** What you will do **
Copy out the material below in full, but not its images.
*** Exercise materials ***
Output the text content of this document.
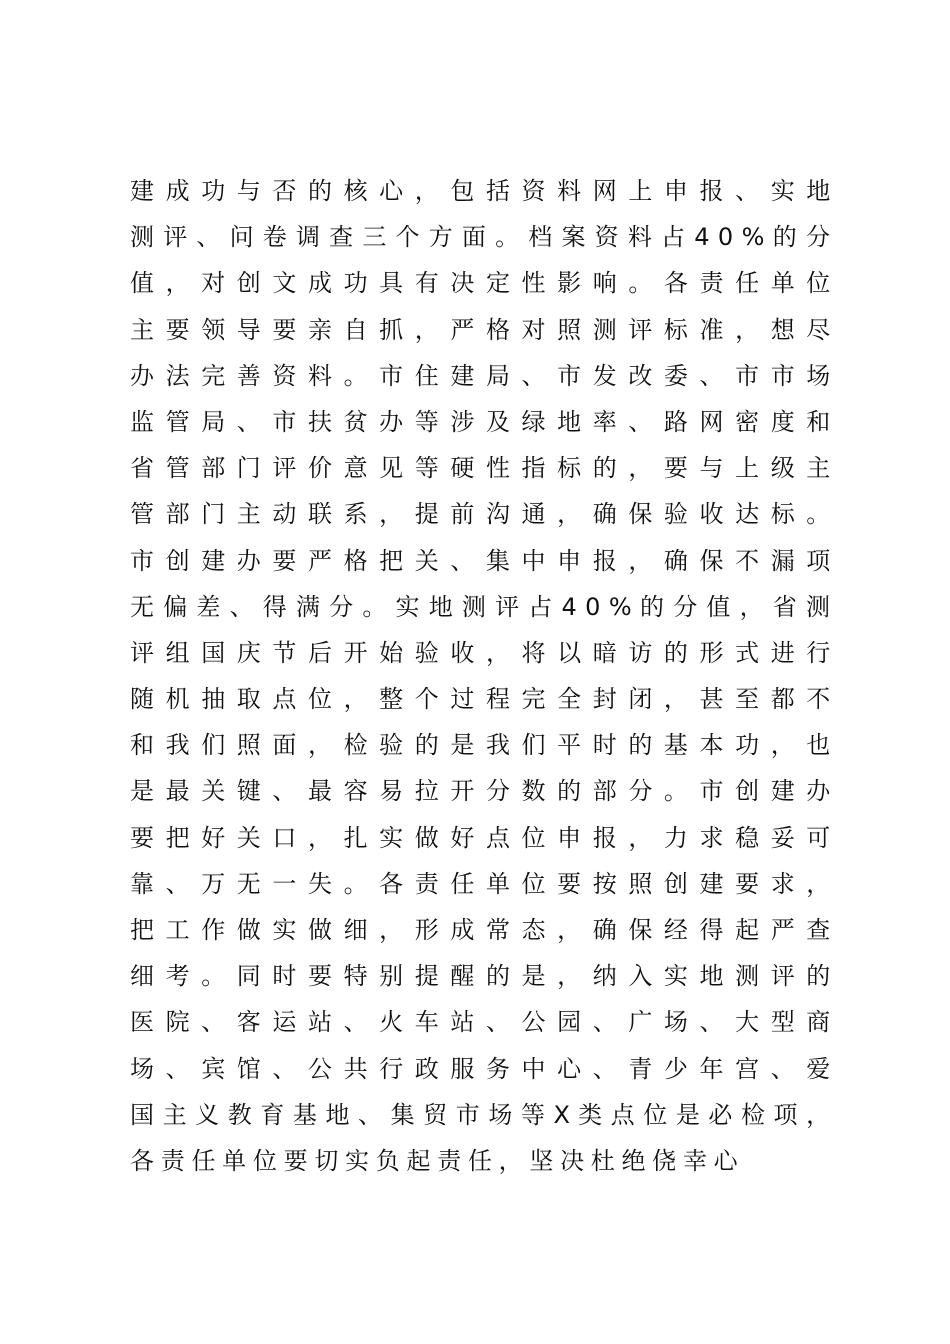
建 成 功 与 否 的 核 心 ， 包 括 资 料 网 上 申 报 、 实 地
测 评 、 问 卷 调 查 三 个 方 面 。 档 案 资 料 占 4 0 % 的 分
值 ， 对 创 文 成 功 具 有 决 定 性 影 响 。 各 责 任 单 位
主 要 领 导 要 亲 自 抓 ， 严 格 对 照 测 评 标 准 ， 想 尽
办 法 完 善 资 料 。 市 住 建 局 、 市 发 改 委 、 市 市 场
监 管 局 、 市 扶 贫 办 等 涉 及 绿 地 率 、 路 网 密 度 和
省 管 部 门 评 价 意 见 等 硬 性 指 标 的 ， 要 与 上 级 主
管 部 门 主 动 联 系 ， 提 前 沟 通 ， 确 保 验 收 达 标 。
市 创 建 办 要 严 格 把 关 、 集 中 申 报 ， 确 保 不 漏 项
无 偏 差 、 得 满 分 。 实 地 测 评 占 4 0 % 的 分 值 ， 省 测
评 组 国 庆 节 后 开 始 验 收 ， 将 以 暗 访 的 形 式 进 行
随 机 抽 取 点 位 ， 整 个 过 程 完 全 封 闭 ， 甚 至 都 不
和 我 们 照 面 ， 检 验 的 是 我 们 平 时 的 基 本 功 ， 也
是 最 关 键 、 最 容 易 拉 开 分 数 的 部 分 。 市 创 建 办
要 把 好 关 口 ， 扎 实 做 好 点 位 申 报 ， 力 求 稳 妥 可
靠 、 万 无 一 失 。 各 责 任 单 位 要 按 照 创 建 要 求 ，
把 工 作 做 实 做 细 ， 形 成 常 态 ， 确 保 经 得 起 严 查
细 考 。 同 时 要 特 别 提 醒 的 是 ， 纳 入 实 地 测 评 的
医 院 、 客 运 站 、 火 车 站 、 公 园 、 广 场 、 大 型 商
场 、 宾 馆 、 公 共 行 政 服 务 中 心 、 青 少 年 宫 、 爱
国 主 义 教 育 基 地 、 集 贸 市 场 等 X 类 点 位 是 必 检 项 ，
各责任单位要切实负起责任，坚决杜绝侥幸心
***
** Solution **
Output the text content of this document.
建 成 功 与 否 的 核 心 ， 包 括 资 料 网 上 申 报 、 实 地
测 评 、 问 卷 调 查 三 个 方 面 。 档 案 资 料 占 4 0 % 的 分
值 ， 对 创 文 成 功 具 有 决 定 性 影 响 。 各 责 任 单 位
主 要 领 导 要 亲 自 抓 ， 严 格 对 照 测 评 标 准 ， 想 尽
办 法 完 善 资 料 。 市 住 建 局 、 市 发 改 委 、 市 市 场
监 管 局 、 市 扶 贫 办 等 涉 及 绿 地 率 、 路 网 密 度 和
省 管 部 门 评 价 意 见 等 硬 性 指 标 的 ， 要 与 上 级 主
管 部 门 主 动 联 系 ， 提 前 沟 通 ， 确 保 验 收 达 标 。
市 创 建 办 要 严 格 把 关 、 集 中 申 报 ， 确 保 不 漏 项
无 偏 差 、 得 满 分 。 实 地 测 评 占 4 0 % 的 分 值 ， 省 测
评 组 国 庆 节 后 开 始 验 收 ， 将 以 暗 访 的 形 式 进 行
随 机 抽 取 点 位 ， 整 个 过 程 完 全 封 闭 ， 甚 至 都 不
和 我 们 照 面 ， 检 验 的 是 我 们 平 时 的 基 本 功 ， 也
是 最 关 键 、 最 容 易 拉 开 分 数 的 部 分 。 市 创 建 办
要 把 好 关 口 ， 扎 实 做 好 点 位 申 报 ， 力 求 稳 妥 可
靠 、 万 无 一 失 。 各 责 任 单 位 要 按 照 创 建 要 求 ，
把 工 作 做 实 做 细 ， 形 成 常 态 ， 确 保 经 得 起 严 查
细 考 。 同 时 要 特 别 提 醒 的 是 ， 纳 入 实 地 测 评 的
医 院 、 客 运 站 、 火 车 站 、 公 园 、 广 场 、 大 型 商
场 、 宾 馆 、 公 共 行 政 服 务 中 心 、 青 少 年 宫 、 爱
国 主 义 教 育 基 地 、 集 贸 市 场 等 X 类 点 位 是 必 检 项 ，
各责任单位要切实负起责任，坚决杜绝侥幸心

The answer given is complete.